Recorded data:
________________________________________

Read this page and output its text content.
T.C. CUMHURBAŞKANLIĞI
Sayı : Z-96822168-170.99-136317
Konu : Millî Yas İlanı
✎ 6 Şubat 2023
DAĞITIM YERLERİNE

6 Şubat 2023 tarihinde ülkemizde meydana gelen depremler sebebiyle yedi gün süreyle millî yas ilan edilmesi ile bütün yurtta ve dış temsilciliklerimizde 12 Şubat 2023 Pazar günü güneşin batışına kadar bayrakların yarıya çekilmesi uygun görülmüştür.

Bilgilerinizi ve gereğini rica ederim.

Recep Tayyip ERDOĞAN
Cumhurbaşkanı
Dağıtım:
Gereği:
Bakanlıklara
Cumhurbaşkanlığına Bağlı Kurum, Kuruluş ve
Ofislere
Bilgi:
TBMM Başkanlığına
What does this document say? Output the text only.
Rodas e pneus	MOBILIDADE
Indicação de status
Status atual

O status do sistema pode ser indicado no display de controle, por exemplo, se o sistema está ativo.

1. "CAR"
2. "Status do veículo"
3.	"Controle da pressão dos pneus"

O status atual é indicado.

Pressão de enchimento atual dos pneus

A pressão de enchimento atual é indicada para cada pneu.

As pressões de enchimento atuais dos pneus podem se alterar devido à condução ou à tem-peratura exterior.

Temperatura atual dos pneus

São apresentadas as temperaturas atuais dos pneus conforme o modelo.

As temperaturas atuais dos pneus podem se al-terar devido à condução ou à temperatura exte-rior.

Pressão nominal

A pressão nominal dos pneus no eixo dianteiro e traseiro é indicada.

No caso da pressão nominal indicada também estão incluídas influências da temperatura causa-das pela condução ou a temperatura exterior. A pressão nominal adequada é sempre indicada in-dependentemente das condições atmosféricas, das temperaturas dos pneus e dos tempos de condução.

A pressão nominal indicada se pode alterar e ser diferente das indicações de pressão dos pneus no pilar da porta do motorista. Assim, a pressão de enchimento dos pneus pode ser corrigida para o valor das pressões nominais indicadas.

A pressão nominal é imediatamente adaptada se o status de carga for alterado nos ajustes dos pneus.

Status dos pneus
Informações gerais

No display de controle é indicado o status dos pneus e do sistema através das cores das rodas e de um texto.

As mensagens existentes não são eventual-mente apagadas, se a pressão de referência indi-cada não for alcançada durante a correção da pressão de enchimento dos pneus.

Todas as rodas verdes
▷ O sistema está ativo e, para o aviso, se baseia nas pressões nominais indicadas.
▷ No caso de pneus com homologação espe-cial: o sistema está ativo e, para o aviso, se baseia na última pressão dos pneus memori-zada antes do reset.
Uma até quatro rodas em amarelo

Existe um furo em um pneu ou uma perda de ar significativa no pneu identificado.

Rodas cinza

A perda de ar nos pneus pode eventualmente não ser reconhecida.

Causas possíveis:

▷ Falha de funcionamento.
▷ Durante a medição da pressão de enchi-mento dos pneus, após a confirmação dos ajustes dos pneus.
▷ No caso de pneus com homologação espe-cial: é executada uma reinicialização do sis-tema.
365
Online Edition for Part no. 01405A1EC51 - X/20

________________________________________

**Stated task:** From the entries, report each line that includes the word "podem".

**Problem solution:**
As pressões de enchimento atuais dos pneus podem se alterar devido à condução ou à tem-peratura exterior.
As temperaturas atuais dos pneus podem se al-terar devido à condução ou à temperatura exte-rior.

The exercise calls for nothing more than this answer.